> [Excerpted data]:
/---
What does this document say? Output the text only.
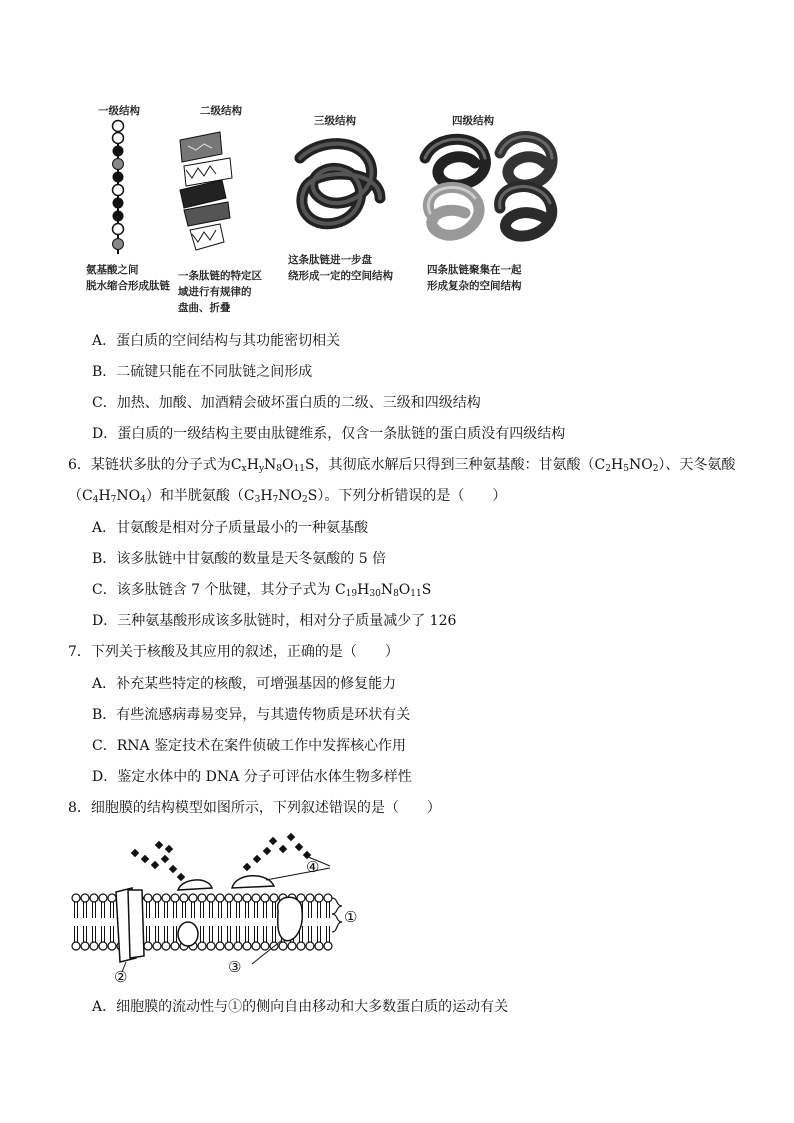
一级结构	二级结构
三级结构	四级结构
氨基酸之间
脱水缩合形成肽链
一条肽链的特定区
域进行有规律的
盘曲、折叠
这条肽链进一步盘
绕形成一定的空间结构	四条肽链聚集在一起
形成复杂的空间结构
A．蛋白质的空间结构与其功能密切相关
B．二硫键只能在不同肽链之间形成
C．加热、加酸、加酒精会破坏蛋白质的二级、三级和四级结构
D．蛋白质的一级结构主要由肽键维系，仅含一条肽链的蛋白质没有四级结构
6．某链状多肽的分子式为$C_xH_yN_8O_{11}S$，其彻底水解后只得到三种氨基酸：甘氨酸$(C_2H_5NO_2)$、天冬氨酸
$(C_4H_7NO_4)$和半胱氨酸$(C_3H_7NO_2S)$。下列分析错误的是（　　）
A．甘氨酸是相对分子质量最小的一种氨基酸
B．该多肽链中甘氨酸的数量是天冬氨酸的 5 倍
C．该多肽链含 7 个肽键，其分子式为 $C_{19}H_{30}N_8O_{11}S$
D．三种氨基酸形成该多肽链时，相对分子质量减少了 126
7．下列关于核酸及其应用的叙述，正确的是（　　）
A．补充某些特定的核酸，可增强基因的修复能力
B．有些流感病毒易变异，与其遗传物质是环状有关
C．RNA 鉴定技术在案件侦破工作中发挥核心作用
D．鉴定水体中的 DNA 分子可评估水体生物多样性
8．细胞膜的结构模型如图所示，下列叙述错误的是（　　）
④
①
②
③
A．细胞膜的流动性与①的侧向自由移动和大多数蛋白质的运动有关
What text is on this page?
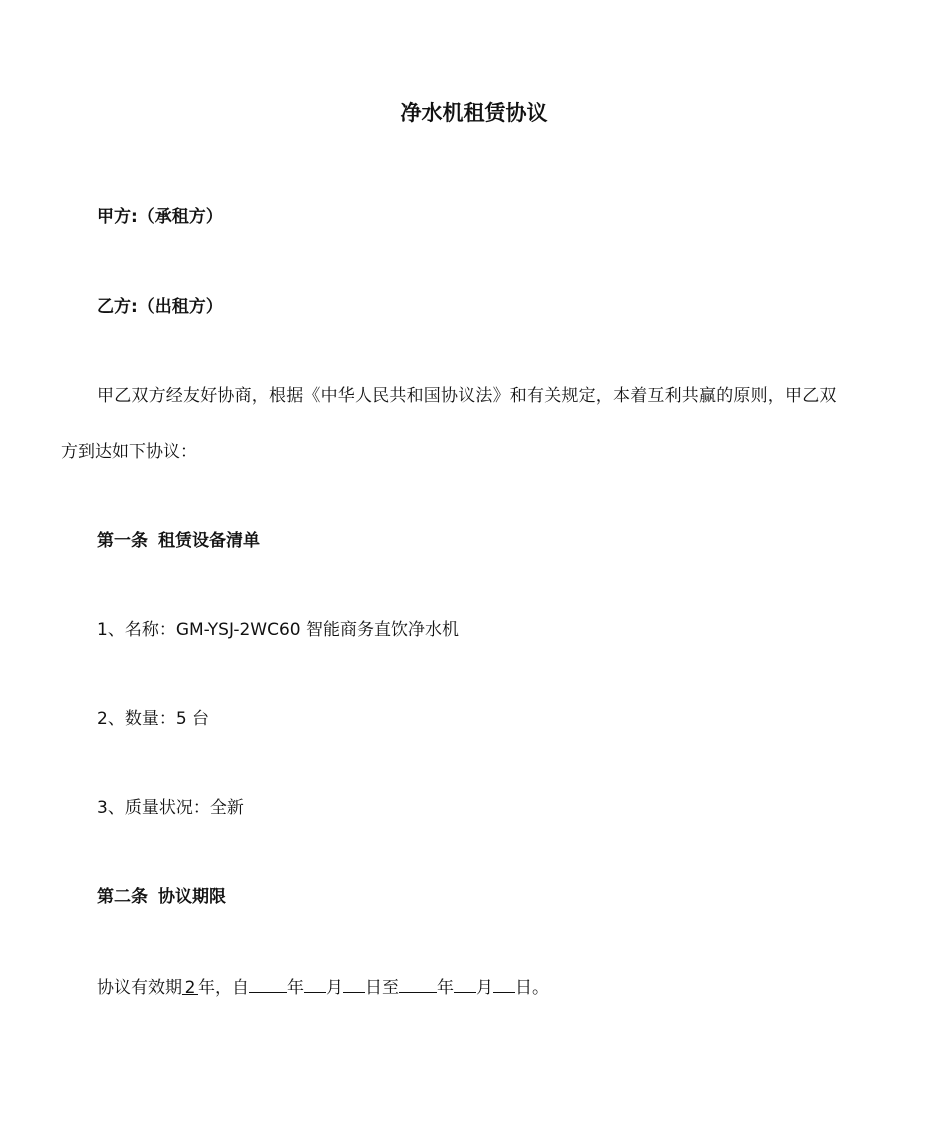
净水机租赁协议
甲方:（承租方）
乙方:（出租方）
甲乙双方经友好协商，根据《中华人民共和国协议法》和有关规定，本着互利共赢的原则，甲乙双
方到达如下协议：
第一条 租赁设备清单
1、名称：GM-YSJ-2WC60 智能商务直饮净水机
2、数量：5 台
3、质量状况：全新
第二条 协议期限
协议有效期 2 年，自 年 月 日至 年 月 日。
\---
> [Task requirements]: Within the records, how many lines include "What"? The answer is the number and nothing else.

> [Result below]: 2